Count every line of the listing where the string "który" occurs, and reply with the count alone.

-- START Source material --

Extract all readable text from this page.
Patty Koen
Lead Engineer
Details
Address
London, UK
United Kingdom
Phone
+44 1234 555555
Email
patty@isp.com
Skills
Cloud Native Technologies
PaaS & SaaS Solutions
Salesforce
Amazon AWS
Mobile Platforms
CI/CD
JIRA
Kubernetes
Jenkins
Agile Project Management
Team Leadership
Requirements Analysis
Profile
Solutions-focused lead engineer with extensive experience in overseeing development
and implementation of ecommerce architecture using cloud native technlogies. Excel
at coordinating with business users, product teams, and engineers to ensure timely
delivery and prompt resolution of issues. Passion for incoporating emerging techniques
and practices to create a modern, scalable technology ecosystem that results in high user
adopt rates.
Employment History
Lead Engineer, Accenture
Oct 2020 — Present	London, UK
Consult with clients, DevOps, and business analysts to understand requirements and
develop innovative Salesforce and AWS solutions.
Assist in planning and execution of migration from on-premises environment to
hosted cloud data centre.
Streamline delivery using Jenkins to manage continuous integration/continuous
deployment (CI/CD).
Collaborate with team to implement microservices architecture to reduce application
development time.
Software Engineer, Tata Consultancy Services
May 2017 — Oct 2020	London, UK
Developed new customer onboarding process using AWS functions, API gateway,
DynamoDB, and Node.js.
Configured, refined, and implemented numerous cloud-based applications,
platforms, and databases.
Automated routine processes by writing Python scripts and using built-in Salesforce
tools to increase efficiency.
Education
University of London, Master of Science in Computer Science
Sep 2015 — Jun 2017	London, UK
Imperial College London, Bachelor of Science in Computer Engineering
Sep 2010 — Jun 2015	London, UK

-- END Source material --
-- START Source material --

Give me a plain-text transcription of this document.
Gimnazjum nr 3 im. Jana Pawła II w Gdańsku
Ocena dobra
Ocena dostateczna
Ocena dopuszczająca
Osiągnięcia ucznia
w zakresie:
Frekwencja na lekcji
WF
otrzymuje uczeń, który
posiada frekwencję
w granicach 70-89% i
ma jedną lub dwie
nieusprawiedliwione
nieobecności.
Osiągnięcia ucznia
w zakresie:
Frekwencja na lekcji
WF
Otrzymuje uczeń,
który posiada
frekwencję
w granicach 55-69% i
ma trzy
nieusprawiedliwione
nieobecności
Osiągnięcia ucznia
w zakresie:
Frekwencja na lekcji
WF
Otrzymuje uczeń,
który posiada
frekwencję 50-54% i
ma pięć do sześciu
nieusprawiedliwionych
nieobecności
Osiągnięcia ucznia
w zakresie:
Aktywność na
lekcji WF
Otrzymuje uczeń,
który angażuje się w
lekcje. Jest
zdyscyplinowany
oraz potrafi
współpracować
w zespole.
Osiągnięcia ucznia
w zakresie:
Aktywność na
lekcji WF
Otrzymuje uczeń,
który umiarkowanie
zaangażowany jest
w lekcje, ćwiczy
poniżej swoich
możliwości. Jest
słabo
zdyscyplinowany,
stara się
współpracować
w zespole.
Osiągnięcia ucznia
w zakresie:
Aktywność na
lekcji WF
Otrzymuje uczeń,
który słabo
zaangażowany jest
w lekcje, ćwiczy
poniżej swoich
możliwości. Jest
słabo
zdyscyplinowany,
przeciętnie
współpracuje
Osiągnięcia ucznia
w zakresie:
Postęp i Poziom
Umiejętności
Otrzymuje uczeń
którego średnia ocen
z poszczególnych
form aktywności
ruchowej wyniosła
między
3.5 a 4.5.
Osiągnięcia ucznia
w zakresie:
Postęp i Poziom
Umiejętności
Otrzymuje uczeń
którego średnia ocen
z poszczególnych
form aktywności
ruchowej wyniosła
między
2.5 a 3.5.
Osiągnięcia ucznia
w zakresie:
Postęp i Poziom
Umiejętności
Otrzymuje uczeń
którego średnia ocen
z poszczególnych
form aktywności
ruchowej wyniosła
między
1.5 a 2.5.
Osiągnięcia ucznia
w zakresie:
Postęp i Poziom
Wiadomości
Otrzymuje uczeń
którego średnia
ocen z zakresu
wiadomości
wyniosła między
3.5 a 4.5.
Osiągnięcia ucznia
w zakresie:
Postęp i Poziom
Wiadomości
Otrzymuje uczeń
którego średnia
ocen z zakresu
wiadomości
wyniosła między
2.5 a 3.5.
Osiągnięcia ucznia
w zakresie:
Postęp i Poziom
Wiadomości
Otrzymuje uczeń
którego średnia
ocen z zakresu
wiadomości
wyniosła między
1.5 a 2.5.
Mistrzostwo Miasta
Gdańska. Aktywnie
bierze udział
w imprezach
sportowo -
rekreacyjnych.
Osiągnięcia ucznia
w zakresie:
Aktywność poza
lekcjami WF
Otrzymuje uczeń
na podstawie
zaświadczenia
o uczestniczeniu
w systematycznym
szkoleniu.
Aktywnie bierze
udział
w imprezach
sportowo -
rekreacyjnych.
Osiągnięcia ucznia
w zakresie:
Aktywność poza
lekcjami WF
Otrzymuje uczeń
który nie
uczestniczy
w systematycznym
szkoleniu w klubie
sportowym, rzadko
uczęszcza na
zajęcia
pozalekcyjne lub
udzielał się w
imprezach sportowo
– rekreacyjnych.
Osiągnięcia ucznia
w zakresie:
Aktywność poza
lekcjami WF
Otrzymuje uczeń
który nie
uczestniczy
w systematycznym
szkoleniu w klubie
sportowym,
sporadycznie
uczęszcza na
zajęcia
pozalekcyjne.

-- END Source material --

**Task response**
8